● **GIVEN TEXT**:
[Start of Attachment]

If you want hear the sound from the AIW (e.g. the TV sound or the stereo audio inputs) through your PC speakers, you must connect it to your computer sound card. You can either connect the AIW's external analog audio output back into the external line input of your sound card, or connect it internally the the Aux or CD input of the sound card (better). The DVD software can output a Dolby Digital 5.1 or DTS signal from the DVD to the AIW card's digital audio output connector, but unfortunately it doesn't seem to be able to send it to your PC sound card's digital output instead (something Nero's Showtime DVD player manages to do correctly). That means you would either have to switch your external digital audio decoder to plug into the AIW instead of the PC's digital audio output if you want digital sound when playing a DVD, or else find a way to route it through by plugging the AIW's digital sound output into the PC's digital sound input (if it has one).
Now, a final word about ATI's support. First the positive: ATI provides frequent software updates on their web site. And you have the advantage of using one of the two most common 3D graphics card families, so most graphics software has been tested with an ATI Radeon card. But there are so many ATI Radeon graphics cards with so many variations, and they change so frequently, that users often complain that it's like playing driver-of-the-month. Every month there's a flood of new bug reports with various graphics software, and the temporary solution is to upgrade to the latest Radeon driver and hope it doesn't break anything. With the AIW you have to upgrade several different software components in synchronization, and you must follow a complex process of uninstalling and re-installing in the correct order, or chaos will result. Most of the upgrades adding bulk and complexity to the driver software probably have nothing to do with your graphics card, but are part of the ever-growing Radeon set. The quality and responsiveness of ATI's technical support is frankly terrible, although it's probably no worse than other suppliers of complex hardware. User support forums are your best bet to resolve any problems. The user interface of the graphics card driver is quite complicated, and not well explained in the thin manuals, especially when it gets into the more obscure video settings and the combination of TV and VGA monitors. And as for the reliability of the MMC software - well, I've said my piece at the start of this review.

[End of Attachment]

● **DATA UNDER STUDY**:
[Start of Attachment]

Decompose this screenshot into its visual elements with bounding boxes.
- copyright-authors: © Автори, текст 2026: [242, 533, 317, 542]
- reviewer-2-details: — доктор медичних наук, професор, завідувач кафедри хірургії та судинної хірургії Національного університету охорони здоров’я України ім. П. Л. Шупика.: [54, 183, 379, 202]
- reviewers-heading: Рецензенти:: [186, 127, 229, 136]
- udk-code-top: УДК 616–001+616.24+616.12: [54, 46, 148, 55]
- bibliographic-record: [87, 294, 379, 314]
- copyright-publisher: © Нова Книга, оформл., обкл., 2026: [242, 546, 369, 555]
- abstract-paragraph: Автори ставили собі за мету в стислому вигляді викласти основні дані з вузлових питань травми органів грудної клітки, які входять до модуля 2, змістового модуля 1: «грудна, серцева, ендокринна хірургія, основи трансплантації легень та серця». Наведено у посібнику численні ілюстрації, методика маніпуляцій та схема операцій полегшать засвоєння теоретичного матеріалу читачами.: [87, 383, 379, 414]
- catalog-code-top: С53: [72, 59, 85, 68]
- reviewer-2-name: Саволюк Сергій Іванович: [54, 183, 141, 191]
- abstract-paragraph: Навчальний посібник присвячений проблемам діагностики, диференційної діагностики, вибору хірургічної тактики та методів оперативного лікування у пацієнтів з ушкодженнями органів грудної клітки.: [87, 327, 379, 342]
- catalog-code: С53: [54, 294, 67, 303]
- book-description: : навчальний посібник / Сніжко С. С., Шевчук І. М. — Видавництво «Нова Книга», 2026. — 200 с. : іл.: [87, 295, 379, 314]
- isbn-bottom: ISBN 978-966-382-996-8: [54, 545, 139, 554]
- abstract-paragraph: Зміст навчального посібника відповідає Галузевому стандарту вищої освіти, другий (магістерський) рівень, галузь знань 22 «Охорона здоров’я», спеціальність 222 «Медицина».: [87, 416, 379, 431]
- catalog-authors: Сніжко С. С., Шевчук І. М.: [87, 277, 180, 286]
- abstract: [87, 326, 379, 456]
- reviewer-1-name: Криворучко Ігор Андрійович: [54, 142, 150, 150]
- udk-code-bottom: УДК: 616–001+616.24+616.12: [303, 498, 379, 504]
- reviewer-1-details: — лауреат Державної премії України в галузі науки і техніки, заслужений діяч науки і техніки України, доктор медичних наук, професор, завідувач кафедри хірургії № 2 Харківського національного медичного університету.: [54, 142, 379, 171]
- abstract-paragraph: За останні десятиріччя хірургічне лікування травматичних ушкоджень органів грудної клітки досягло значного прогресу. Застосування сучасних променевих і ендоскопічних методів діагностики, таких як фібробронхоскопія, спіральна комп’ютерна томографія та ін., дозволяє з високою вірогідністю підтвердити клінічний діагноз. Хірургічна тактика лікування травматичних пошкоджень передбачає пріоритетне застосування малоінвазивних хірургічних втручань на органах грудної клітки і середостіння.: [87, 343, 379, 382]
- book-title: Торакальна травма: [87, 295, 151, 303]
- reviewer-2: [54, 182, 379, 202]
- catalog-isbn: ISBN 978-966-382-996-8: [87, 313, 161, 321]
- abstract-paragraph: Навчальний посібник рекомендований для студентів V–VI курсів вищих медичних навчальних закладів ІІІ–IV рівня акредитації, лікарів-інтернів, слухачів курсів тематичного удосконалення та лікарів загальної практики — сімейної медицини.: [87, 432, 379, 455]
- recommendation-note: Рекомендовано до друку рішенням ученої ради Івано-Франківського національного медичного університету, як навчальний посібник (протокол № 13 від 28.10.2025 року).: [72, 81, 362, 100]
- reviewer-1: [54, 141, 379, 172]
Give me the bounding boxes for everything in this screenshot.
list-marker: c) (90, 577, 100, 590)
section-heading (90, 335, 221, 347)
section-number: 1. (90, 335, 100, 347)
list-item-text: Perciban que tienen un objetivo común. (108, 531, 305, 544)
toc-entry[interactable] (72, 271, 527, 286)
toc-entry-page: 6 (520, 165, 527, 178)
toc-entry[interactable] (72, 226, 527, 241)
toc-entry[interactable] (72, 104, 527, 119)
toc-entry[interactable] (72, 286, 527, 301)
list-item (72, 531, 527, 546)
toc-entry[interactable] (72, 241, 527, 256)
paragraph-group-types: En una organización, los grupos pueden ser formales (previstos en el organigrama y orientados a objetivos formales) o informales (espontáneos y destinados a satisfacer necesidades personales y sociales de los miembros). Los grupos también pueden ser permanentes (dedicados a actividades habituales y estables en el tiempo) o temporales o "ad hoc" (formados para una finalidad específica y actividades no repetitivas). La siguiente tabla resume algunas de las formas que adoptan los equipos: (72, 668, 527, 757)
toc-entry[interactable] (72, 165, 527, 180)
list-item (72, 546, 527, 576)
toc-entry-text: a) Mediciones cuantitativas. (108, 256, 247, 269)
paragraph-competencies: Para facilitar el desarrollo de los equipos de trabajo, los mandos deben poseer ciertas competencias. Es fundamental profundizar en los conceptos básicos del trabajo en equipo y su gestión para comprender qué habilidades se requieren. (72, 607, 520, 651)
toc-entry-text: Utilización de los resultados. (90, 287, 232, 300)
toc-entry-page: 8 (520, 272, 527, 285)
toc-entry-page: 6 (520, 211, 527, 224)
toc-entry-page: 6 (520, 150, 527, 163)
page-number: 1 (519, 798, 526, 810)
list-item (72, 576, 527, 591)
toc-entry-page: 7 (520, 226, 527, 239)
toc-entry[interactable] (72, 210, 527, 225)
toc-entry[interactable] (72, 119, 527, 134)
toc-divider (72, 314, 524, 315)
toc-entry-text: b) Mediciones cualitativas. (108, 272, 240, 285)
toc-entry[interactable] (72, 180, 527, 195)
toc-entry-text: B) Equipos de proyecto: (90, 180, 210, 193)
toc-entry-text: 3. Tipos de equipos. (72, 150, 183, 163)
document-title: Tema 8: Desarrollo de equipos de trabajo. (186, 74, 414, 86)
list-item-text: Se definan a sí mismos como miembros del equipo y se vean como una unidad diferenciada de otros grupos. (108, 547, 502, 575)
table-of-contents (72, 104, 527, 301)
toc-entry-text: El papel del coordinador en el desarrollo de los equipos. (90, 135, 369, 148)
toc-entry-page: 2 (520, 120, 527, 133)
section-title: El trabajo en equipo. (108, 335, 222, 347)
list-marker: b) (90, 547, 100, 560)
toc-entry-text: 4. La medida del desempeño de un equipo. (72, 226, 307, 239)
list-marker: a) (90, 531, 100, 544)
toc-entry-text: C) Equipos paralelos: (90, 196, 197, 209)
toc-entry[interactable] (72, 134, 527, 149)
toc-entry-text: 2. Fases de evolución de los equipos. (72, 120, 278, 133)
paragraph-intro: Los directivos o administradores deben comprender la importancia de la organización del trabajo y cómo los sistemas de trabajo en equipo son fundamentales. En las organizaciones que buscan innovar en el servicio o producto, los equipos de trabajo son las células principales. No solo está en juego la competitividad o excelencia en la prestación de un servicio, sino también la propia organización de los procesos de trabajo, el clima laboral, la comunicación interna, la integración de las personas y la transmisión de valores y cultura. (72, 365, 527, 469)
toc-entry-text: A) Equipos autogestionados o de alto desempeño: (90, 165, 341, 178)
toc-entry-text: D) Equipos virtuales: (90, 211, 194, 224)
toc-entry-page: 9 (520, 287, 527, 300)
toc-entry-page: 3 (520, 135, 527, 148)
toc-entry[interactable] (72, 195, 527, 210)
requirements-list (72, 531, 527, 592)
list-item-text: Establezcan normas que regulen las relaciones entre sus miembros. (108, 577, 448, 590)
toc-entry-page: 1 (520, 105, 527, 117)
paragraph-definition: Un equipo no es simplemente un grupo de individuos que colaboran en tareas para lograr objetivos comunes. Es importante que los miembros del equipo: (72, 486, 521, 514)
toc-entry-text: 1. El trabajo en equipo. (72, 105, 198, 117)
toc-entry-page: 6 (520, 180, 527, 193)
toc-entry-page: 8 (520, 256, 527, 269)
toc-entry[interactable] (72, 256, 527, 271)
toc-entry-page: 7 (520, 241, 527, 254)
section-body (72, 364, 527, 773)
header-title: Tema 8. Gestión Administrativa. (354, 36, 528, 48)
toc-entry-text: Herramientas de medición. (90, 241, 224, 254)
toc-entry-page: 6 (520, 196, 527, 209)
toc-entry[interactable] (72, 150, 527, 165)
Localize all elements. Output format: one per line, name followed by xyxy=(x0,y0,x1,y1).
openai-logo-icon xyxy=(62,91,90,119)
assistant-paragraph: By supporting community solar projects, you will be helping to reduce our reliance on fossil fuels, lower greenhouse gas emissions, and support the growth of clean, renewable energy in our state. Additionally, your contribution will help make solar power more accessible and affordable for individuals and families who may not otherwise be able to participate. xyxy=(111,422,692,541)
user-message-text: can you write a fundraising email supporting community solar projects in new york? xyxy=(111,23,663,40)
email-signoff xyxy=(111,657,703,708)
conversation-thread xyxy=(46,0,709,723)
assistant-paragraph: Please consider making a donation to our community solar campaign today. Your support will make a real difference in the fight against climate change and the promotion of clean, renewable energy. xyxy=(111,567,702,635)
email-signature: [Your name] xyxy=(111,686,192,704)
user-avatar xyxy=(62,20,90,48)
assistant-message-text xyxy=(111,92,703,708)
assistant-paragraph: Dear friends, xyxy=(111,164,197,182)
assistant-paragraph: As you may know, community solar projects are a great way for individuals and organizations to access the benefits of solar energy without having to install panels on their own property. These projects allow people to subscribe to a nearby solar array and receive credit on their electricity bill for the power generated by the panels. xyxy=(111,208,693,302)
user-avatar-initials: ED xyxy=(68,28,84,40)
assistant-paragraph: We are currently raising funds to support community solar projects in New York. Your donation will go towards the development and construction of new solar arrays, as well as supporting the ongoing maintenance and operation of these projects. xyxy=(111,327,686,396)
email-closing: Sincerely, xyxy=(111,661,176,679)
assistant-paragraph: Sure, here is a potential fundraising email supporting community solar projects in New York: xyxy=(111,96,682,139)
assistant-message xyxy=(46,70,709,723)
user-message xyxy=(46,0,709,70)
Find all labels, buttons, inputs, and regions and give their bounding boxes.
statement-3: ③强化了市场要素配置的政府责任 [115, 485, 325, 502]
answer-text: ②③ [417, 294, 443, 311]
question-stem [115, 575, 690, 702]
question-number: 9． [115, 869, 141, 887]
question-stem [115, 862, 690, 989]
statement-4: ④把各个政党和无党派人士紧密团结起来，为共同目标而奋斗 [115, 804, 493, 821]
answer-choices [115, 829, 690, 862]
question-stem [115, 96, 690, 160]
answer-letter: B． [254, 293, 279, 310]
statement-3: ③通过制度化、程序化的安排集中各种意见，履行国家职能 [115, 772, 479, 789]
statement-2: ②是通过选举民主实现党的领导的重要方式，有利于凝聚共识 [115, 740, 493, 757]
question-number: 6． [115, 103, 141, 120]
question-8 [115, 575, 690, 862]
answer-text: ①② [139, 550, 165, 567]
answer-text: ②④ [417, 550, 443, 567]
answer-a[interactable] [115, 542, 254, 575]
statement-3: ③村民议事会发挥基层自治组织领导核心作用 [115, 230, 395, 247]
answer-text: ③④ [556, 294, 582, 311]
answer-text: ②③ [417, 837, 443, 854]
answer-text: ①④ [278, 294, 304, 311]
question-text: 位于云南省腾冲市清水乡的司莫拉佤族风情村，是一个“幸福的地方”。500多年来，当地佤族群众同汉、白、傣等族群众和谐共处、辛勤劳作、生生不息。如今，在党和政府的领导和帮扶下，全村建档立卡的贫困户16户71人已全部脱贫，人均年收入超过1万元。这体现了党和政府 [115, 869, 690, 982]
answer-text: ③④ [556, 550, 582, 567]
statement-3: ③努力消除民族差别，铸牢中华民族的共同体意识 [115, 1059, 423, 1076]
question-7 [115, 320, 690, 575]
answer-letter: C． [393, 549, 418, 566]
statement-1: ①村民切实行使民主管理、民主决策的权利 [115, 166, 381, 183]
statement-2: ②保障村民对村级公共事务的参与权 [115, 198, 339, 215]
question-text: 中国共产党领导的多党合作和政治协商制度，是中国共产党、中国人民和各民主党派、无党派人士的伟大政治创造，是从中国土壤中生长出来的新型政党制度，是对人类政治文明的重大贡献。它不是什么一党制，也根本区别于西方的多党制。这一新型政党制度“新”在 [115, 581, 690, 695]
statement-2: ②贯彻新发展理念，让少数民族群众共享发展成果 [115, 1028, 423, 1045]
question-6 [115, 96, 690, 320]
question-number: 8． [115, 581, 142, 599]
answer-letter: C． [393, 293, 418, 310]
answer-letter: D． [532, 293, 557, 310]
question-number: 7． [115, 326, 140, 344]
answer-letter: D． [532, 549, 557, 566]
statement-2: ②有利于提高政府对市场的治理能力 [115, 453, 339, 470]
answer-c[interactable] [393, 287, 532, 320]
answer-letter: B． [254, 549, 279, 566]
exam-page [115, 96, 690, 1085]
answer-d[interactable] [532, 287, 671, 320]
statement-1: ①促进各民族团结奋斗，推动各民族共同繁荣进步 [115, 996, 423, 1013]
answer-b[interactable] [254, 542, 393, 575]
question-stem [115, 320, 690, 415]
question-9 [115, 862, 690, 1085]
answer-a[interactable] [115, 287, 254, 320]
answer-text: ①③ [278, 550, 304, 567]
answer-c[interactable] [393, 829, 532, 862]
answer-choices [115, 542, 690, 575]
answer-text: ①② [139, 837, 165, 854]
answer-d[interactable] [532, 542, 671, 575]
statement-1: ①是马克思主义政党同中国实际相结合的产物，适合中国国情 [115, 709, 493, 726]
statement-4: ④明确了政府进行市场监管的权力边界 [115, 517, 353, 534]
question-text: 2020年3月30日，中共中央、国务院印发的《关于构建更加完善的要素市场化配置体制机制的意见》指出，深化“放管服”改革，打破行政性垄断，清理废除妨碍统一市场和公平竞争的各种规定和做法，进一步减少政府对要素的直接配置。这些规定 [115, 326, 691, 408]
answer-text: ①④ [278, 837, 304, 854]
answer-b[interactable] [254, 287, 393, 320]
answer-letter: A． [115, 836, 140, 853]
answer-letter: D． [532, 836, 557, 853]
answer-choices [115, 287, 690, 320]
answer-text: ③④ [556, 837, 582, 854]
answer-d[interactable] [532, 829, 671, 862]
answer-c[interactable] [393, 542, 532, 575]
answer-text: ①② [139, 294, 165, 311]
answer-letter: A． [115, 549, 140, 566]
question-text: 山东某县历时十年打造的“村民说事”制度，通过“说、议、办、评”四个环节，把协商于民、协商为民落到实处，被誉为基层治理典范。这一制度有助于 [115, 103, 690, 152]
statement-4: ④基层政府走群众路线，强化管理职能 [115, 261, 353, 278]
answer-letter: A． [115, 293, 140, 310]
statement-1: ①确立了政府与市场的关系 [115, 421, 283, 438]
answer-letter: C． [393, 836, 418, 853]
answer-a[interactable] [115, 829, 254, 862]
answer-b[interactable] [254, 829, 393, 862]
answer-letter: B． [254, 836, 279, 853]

[End of Attachment]

● **PROBLEM DESCRIPTION**:
Continue the review of ATI's AIW graphics card from its last sentence.

● **ANSWER SECTION**:
At least with the AIW cards you are getting the boxed retail product, not an OEM model with an ATI Radeon chip. The OEM Radeon models generally work just fine, but there are pitfalls when you look for software upgrades and support from ATI.
So what can you do with all this? Lots! At least, when it actually works...
1. Plug in any video source, such as a TV, VCR, digital tuner, video camera, show the video on your desktop
2. Digitize video smoothly to a compressed MPEG-2 file, either on demand or scheduled via an event timer
3. Find programs and scan TV channels using GuidePlus software
4. Display video output from your computer on a TV, optionally at the same time as you use the computer display for something else.
5. Play DVDs from a DVD drive on the PC
6. Control the computer remotely from across the room or the next room using the Remote Wonder control
In other words, it lets your PC do pretty much everything that a Tivo-type video recorder does, albeit less reliably, and it's loads of fun to play with everything.
If you use your computer for TV/video work, or you just like to experiment, I give it a qualified recommendation. It would be a lot higher if ATI paid more attention to software testing and reliability issues.